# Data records
+ + + + + + +
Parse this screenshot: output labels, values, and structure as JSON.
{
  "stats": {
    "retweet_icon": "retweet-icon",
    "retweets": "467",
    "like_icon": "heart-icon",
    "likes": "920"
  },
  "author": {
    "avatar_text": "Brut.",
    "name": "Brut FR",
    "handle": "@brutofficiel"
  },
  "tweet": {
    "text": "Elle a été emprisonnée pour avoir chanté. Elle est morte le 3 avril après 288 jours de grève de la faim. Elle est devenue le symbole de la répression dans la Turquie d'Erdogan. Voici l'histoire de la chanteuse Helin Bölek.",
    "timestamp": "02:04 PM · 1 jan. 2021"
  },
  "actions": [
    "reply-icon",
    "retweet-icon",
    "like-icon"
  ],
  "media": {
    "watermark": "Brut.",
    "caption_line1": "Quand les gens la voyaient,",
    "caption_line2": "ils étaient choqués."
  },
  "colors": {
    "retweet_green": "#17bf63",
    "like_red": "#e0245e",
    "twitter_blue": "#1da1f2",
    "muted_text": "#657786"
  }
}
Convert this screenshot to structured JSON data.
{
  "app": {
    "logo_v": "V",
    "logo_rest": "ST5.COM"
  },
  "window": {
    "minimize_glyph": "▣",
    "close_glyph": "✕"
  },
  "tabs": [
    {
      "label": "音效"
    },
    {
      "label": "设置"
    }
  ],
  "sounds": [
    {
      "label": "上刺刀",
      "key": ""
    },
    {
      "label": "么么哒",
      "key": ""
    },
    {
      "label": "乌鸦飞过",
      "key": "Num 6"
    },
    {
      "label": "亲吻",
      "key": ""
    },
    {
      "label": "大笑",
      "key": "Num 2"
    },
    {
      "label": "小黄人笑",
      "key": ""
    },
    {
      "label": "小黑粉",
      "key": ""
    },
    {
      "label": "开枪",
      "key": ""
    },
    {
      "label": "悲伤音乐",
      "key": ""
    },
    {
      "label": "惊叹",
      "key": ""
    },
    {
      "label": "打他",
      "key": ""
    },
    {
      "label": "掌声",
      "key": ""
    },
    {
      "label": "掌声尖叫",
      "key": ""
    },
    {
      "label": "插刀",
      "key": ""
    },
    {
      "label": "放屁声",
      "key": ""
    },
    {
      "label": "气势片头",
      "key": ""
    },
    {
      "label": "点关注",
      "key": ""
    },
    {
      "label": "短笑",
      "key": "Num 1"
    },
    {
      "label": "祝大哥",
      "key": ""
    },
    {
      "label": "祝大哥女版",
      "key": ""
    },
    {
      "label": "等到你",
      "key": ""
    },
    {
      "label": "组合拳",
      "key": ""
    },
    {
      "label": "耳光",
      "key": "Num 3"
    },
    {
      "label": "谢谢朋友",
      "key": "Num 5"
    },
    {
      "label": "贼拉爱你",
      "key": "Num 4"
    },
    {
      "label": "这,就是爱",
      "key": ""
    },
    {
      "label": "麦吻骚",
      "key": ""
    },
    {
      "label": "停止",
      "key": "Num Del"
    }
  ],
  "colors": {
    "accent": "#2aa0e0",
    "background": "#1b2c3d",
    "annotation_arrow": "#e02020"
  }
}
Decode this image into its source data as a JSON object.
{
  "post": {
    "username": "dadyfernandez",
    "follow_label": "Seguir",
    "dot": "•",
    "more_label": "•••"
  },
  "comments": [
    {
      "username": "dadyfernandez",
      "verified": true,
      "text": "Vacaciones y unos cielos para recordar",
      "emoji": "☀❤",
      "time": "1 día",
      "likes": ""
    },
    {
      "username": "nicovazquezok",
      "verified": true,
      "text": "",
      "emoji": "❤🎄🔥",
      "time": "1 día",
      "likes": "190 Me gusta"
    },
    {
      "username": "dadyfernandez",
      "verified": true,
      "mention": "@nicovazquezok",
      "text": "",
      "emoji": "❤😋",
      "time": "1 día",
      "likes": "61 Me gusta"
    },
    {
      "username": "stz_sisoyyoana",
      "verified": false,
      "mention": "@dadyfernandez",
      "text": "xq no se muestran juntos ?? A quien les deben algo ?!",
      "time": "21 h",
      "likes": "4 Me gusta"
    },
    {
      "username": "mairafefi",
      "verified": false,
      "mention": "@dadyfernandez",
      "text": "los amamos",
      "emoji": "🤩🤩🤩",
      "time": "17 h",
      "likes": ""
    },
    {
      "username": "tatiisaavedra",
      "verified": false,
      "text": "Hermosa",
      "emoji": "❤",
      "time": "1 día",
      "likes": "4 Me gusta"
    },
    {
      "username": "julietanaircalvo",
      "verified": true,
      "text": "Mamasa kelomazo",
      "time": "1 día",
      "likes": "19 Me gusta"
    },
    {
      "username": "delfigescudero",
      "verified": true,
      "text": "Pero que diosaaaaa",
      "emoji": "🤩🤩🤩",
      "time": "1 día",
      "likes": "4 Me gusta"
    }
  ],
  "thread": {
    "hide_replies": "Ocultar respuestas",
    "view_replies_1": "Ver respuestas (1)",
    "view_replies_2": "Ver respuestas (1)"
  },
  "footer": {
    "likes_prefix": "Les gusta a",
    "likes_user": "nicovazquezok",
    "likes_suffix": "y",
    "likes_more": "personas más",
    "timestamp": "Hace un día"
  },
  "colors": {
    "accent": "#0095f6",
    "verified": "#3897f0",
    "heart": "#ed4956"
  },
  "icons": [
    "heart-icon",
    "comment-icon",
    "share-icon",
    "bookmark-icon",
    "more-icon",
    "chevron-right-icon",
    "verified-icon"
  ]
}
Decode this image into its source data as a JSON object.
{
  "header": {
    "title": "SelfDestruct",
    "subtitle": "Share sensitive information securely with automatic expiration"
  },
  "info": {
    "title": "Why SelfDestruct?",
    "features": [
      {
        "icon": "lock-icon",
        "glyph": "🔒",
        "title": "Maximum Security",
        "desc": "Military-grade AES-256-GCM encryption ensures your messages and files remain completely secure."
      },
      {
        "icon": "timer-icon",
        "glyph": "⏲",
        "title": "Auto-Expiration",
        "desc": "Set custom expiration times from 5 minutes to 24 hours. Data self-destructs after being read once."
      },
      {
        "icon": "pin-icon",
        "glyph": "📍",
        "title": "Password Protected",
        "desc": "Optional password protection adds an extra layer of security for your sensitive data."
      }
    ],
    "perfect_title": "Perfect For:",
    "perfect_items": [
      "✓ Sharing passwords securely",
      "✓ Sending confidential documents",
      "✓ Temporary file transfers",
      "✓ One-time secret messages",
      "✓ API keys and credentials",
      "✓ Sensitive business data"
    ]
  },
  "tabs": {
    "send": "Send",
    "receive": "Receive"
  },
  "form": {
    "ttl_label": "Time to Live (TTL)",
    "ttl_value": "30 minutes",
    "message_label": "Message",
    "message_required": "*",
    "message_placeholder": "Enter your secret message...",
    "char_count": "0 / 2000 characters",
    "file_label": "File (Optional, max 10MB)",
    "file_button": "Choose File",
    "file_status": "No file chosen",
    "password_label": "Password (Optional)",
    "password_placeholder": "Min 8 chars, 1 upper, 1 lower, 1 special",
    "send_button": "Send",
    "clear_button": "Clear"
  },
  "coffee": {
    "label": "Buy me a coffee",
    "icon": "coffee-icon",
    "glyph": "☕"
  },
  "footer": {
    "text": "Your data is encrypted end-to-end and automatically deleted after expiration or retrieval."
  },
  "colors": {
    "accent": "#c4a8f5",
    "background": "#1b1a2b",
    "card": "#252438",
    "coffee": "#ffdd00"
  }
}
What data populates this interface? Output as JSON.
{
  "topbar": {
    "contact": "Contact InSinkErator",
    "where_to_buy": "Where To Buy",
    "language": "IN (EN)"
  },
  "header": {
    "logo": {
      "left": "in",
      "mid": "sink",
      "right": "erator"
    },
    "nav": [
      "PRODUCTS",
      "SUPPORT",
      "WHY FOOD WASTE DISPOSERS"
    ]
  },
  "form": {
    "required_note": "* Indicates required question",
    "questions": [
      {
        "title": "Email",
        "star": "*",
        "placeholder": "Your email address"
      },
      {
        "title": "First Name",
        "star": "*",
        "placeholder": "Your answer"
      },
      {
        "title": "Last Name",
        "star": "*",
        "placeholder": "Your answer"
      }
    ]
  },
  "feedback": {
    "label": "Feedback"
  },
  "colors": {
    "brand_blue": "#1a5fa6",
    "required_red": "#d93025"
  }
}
+ + + + + + +
# To do
Copy all lines above containing the string "securely".

# Complete response
    "subtitle": "Share sensitive information securely with automatic expiration"
      "✓ Sharing passwords securely",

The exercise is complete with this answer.